◆ 作業指示 ◆
以下のデータ全体を、一字一句変えずに書き写してください。画像は回答に含めないでください。
######
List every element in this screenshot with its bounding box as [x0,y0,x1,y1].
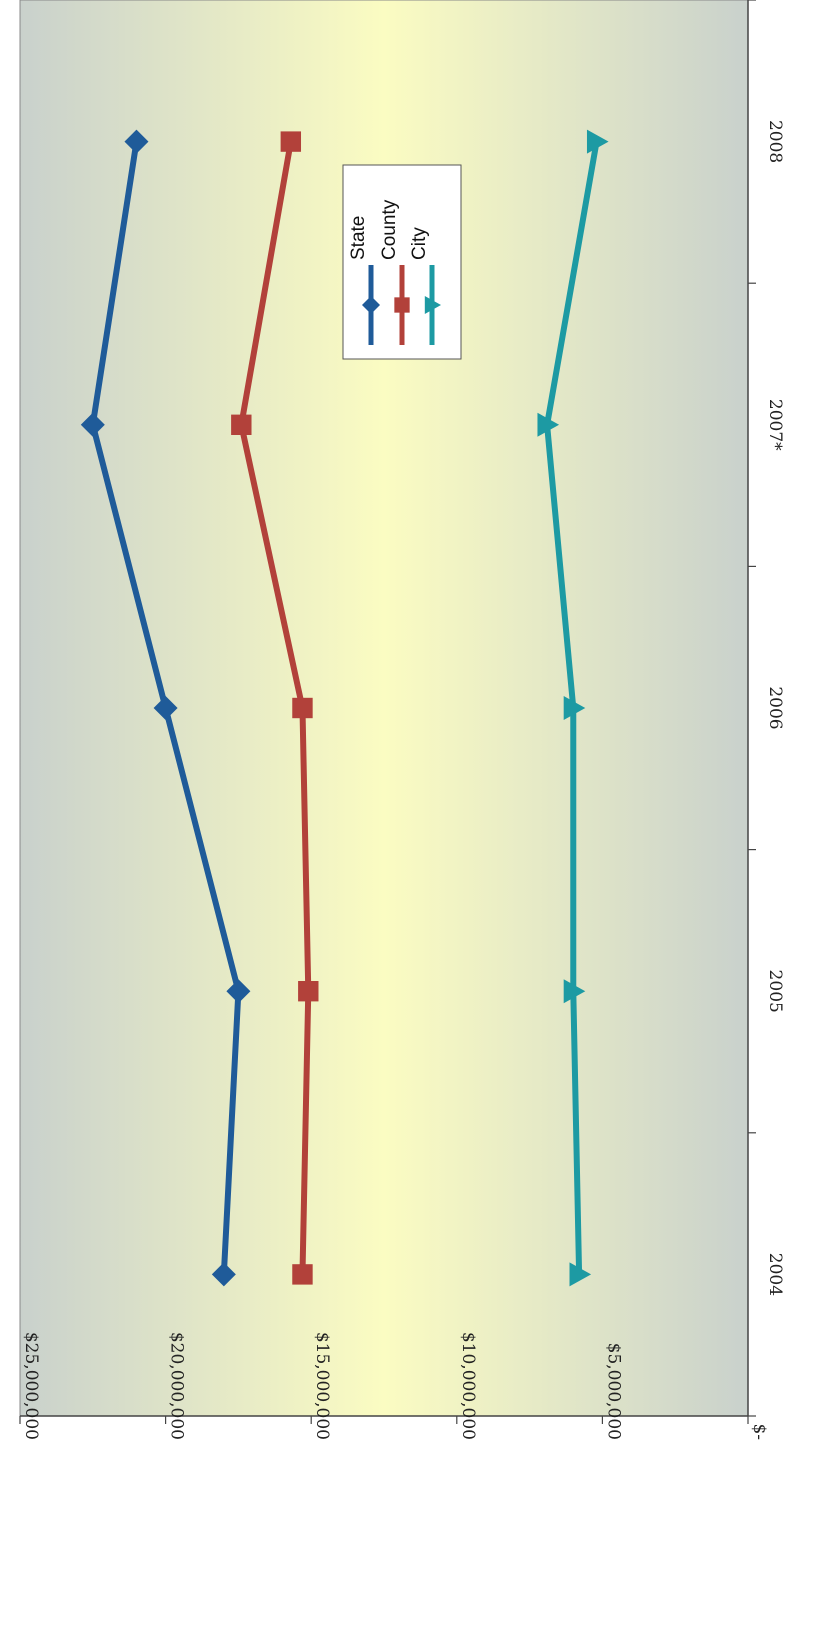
legend-item-county: County [379,199,410,345]
legend: State County City [342,164,462,360]
legend-swatch-marker [424,296,441,314]
point-state-2004 [211,1262,236,1287]
value-tick-label: $10,000,000 [458,1332,478,1440]
point-state-2008 [124,129,149,154]
series-layer [80,129,609,1287]
point-city-2004 [569,1262,592,1287]
value-tick-label: $15,000,000 [312,1332,332,1440]
point-state-2007* [80,412,105,437]
point-county-2005 [298,981,319,1002]
axes [19,0,756,1424]
point-county-2008 [280,131,302,152]
point-state-2006 [153,696,178,720]
point-county-2006 [292,697,313,719]
legend-label: State [348,216,369,260]
value-tick-label: $20,000,000 [167,1332,187,1440]
series-state [80,129,251,1287]
legend-swatch-marker [362,296,380,314]
series-county [231,131,319,1285]
legend-item-state: State [348,216,380,345]
point-city-2008 [586,129,609,154]
legend-swatch-marker [394,297,410,313]
point-city-2005 [563,979,586,1004]
series-city [537,129,609,1287]
category-tick-label: 2008 [765,120,785,163]
category-tick-label: 2007* [765,399,785,451]
point-state-2005 [226,979,251,1004]
legend-label: City [409,227,430,260]
category-tick-label: 2004 [765,1253,785,1296]
category-tick-label: 2005 [765,970,785,1013]
legend-item-city: City [409,227,441,345]
value-tick-label: $5,000,000 [603,1343,623,1440]
value-tick-label: $25,000,000 [21,1332,41,1440]
legend-label: County [379,199,400,260]
point-county-2007* [231,414,252,435]
point-city-2007* [537,412,560,437]
value-tick-label: $- [749,1423,769,1440]
tick-labels: $- $5,000,000 $10,000,000 $15,000,000 $20,00… [21,120,785,1440]
category-tick-label: 2006 [765,686,785,729]
point-city-2006 [563,696,586,720]
point-county-2004 [292,1264,313,1285]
######
◆ 回答は以下 ◆
List every element in this screenshot with its bounding box as [x0,y0,x1,y1].
legend-item-county: County [379,199,410,345]
legend: State County City [342,164,462,360]
legend-swatch-marker [424,296,441,314]
point-state-2004 [211,1262,236,1287]
value-tick-label: $10,000,000 [458,1332,478,1440]
point-state-2008 [124,129,149,154]
series-layer [80,129,609,1287]
point-city-2004 [569,1262,592,1287]
value-tick-label: $15,000,000 [312,1332,332,1440]
point-state-2007* [80,412,105,437]
point-county-2005 [298,981,319,1002]
axes [19,0,756,1424]
point-county-2008 [280,131,302,152]
point-state-2006 [153,696,178,720]
point-county-2006 [292,697,313,719]
legend-label: State [348,216,369,260]
value-tick-label: $20,000,000 [167,1332,187,1440]
series-state [80,129,251,1287]
legend-swatch-marker [362,296,380,314]
series-county [231,131,319,1285]
legend-item-state: State [348,216,380,345]
point-city-2008 [586,129,609,154]
legend-swatch-marker [394,297,410,313]
point-city-2005 [563,979,586,1004]
series-city [537,129,609,1287]
category-tick-label: 2008 [765,120,785,163]
category-tick-label: 2007* [765,399,785,451]
point-state-2005 [226,979,251,1004]
legend-label: City [409,227,430,260]
category-tick-label: 2004 [765,1253,785,1296]
category-tick-label: 2005 [765,970,785,1013]
legend-item-city: City [409,227,441,345]
value-tick-label: $5,000,000 [603,1343,623,1440]
value-tick-label: $25,000,000 [21,1332,41,1440]
legend-label: County [379,199,400,260]
point-county-2007* [231,414,252,435]
point-city-2007* [537,412,560,437]
value-tick-label: $- [749,1423,769,1440]
tick-labels: $- $5,000,000 $10,000,000 $15,000,000 $20,00… [21,120,785,1440]
category-tick-label: 2006 [765,686,785,729]
point-city-2006 [563,696,586,720]
point-county-2004 [292,1264,313,1285]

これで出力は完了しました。